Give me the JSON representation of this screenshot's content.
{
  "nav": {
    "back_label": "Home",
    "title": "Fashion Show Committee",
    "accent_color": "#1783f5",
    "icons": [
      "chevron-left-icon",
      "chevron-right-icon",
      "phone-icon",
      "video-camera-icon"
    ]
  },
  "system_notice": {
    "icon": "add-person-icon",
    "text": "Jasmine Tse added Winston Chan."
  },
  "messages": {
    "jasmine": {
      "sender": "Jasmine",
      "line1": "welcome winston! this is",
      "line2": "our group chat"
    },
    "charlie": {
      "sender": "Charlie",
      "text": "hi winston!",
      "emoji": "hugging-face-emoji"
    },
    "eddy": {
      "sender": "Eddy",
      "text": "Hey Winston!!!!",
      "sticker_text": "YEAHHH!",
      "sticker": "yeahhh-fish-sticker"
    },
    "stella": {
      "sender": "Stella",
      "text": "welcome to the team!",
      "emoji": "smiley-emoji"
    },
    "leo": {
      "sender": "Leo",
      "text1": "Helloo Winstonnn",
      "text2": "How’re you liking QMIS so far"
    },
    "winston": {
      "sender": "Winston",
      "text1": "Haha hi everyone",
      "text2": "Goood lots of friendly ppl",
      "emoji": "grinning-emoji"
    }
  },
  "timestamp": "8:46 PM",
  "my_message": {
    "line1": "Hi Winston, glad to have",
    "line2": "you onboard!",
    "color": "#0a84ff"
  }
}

* * *

> Goal of the exercise
Copy out all of the lines above exactly.

> Task response
Give me the JSON representation of this screenshot's content.
{
  "nav": {
    "back_label": "Home",
    "title": "Fashion Show Committee",
    "accent_color": "#1783f5",
    "icons": [
      "chevron-left-icon",
      "chevron-right-icon",
      "phone-icon",
      "video-camera-icon"
    ]
  },
  "system_notice": {
    "icon": "add-person-icon",
    "text": "Jasmine Tse added Winston Chan."
  },
  "messages": {
    "jasmine": {
      "sender": "Jasmine",
      "line1": "welcome winston! this is",
      "line2": "our group chat"
    },
    "charlie": {
      "sender": "Charlie",
      "text": "hi winston!",
      "emoji": "hugging-face-emoji"
    },
    "eddy": {
      "sender": "Eddy",
      "text": "Hey Winston!!!!",
      "sticker_text": "YEAHHH!",
      "sticker": "yeahhh-fish-sticker"
    },
    "stella": {
      "sender": "Stella",
      "text": "welcome to the team!",
      "emoji": "smiley-emoji"
    },
    "leo": {
      "sender": "Leo",
      "text1": "Helloo Winstonnn",
      "text2": "How’re you liking QMIS so far"
    },
    "winston": {
      "sender": "Winston",
      "text1": "Haha hi everyone",
      "text2": "Goood lots of friendly ppl",
      "emoji": "grinning-emoji"
    }
  },
  "timestamp": "8:46 PM",
  "my_message": {
    "line1": "Hi Winston, glad to have",
    "line2": "you onboard!",
    "color": "#0a84ff"
  }
}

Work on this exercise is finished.